## SHORT PROBLEM
Locate every line in the material below that has the word "CLASPS". Copy each of those lines.

(Collected data entries)
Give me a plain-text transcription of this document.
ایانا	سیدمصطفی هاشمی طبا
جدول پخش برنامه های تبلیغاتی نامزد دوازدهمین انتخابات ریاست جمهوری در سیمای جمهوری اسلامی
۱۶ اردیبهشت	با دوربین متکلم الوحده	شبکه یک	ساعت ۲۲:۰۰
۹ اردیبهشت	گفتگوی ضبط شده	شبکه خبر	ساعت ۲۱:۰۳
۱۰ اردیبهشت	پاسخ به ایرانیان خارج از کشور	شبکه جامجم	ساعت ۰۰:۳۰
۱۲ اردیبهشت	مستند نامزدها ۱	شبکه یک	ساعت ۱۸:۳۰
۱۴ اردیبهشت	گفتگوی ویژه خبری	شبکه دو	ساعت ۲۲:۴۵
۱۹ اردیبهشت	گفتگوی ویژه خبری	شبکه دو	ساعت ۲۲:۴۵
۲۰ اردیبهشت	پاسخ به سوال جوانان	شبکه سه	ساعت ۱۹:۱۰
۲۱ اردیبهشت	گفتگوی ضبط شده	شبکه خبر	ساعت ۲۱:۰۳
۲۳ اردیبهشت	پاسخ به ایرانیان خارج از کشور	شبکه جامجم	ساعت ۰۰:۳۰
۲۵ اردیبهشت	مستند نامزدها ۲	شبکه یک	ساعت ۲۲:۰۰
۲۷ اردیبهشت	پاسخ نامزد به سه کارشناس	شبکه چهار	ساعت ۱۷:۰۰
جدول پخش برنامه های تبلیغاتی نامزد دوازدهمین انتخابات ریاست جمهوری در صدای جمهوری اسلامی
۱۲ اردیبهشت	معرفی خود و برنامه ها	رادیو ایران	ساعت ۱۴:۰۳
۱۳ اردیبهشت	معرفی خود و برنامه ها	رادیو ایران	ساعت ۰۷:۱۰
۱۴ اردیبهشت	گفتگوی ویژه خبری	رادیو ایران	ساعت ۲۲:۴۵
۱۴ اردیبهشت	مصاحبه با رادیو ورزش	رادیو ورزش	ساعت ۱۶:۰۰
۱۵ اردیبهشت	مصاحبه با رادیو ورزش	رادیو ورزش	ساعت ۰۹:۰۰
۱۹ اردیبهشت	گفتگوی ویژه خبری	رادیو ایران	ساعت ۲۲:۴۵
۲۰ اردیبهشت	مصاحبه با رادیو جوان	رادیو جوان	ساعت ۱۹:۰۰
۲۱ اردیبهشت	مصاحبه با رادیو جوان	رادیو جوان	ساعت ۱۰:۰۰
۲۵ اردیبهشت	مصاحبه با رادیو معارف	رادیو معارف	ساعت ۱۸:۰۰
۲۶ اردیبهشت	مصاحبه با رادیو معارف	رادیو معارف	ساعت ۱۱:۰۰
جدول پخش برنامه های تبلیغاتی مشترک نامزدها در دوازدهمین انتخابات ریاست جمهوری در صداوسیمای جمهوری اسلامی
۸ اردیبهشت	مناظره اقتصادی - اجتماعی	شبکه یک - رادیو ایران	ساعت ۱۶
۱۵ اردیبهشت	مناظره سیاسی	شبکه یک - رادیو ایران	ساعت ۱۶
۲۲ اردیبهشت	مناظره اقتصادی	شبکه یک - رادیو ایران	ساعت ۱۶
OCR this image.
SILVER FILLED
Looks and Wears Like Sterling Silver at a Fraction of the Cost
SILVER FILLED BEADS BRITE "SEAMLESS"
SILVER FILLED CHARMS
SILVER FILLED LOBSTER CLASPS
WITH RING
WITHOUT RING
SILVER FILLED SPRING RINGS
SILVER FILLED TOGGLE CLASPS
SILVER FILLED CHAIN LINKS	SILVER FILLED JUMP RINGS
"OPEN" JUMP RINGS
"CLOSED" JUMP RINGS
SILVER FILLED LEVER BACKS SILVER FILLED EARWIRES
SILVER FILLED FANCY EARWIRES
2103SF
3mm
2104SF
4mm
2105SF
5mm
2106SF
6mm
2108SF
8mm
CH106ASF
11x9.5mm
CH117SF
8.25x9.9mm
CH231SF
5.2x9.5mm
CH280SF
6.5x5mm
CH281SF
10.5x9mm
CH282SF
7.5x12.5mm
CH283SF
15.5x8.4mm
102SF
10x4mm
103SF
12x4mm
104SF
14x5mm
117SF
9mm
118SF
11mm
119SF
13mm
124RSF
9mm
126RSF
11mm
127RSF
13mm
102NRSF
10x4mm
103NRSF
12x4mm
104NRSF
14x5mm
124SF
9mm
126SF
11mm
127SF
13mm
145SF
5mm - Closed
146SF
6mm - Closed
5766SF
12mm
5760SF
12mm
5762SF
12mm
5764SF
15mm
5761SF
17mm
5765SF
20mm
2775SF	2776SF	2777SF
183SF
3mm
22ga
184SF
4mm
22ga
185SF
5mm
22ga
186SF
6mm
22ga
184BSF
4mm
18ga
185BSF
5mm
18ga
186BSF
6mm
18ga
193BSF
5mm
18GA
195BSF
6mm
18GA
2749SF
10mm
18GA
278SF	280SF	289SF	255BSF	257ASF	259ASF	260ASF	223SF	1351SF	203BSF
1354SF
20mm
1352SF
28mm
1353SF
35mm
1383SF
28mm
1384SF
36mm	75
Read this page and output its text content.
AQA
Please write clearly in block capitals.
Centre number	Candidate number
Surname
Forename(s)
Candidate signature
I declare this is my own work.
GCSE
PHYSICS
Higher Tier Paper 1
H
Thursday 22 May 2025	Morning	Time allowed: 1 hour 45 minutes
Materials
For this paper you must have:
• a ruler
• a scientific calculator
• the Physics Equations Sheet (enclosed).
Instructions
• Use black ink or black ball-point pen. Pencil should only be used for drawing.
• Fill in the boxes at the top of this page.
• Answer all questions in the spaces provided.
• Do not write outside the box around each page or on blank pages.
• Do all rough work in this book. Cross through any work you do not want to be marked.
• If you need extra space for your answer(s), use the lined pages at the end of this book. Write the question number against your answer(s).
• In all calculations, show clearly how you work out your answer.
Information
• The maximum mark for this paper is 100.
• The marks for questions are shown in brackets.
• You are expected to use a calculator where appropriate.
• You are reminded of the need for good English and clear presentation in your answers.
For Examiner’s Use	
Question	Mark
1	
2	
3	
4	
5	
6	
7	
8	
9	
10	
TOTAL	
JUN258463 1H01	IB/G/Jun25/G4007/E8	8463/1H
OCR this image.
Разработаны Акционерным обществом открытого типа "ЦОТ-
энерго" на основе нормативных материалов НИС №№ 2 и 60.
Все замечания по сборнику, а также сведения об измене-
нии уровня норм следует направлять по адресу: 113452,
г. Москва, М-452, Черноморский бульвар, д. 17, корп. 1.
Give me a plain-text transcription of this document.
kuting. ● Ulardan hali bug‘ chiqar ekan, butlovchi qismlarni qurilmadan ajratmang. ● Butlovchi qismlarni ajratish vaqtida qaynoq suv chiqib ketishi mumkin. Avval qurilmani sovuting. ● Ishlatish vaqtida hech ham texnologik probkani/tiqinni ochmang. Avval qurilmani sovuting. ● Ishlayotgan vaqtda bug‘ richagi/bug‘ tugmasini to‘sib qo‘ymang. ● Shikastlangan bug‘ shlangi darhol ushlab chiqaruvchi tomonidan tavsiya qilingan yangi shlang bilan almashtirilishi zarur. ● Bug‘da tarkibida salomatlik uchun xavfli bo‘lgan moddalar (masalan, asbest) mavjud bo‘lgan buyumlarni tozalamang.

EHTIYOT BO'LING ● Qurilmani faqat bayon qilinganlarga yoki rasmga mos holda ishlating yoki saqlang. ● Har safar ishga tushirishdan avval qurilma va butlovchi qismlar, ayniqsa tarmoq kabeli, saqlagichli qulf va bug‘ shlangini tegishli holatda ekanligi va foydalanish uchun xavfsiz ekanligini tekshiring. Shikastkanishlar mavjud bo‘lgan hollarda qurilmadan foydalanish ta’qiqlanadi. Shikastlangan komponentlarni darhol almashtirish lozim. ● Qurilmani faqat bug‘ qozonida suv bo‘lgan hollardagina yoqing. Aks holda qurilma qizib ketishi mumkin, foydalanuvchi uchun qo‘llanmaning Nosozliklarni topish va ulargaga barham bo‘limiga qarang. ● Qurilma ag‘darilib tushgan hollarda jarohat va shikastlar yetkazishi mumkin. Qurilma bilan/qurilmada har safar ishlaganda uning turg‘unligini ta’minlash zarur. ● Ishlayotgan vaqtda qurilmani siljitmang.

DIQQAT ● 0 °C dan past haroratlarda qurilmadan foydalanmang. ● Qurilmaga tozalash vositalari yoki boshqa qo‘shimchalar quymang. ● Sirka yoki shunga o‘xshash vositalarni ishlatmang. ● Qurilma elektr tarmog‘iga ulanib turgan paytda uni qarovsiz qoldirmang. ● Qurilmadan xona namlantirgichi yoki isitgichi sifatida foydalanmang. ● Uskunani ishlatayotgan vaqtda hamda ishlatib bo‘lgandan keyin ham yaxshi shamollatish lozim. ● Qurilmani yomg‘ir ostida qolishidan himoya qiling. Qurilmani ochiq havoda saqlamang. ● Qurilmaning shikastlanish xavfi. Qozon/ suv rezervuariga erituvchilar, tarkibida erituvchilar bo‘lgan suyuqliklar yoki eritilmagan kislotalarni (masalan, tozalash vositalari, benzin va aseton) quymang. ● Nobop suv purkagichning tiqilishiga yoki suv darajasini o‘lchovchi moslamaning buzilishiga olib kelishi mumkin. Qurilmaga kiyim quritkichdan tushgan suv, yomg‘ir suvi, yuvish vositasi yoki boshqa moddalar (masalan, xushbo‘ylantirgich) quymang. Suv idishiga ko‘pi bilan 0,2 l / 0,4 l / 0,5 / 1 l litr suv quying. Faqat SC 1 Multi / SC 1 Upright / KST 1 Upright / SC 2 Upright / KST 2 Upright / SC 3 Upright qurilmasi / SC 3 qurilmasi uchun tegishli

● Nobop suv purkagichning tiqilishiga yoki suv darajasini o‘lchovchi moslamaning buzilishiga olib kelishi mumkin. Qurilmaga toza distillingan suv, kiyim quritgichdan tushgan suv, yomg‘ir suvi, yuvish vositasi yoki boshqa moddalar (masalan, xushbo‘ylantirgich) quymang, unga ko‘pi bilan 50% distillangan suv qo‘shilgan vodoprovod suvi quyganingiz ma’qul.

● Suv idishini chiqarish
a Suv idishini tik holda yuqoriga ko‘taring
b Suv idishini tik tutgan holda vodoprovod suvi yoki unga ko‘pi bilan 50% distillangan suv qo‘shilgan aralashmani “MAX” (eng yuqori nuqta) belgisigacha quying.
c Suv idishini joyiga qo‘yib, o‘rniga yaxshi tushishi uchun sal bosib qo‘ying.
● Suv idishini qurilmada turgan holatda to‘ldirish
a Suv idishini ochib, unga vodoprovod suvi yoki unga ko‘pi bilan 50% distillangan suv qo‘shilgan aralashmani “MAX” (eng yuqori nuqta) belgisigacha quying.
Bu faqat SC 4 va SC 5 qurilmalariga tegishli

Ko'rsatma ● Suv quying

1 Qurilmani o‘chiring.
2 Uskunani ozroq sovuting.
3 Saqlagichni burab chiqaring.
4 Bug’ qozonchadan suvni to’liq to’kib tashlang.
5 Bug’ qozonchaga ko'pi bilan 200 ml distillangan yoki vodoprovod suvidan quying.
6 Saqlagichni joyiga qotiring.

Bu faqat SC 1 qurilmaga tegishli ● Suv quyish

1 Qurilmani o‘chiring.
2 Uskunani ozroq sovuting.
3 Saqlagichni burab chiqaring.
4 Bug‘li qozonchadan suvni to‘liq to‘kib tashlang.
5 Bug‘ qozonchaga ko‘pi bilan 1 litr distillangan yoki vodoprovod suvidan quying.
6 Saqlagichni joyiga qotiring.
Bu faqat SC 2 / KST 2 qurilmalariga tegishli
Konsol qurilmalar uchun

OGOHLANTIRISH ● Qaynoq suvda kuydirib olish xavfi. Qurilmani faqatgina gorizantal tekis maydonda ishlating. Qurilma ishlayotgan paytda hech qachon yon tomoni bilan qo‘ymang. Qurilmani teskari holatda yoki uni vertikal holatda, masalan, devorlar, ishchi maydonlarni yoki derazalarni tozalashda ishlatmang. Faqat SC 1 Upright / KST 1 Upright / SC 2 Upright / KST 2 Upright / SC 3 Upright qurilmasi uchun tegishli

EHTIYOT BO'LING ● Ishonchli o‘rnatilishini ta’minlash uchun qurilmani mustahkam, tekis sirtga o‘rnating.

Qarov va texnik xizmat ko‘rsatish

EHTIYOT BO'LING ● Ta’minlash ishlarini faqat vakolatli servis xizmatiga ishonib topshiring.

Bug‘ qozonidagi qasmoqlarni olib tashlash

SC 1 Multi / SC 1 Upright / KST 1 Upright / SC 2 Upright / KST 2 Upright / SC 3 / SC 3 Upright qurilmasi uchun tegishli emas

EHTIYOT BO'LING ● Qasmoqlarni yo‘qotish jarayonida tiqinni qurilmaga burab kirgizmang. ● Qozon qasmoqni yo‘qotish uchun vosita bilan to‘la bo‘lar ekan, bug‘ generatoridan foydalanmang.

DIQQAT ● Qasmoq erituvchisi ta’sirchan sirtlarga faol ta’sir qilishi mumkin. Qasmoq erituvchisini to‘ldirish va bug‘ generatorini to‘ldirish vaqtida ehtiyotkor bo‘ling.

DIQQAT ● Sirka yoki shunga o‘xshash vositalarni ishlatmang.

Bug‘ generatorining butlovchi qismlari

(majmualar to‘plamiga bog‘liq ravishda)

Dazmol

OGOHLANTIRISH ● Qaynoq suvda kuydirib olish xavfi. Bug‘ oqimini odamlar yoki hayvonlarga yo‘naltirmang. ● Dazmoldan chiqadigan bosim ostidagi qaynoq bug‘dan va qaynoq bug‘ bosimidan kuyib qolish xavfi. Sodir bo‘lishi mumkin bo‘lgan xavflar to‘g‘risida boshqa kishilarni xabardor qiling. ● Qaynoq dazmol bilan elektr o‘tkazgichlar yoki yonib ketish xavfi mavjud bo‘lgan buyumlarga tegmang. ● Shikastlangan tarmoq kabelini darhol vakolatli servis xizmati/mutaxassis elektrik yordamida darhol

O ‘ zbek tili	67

## EXERCISE ANSWER
SILVER FILLED LOBSTER CLASPS
SILVER FILLED TOGGLE CLASPS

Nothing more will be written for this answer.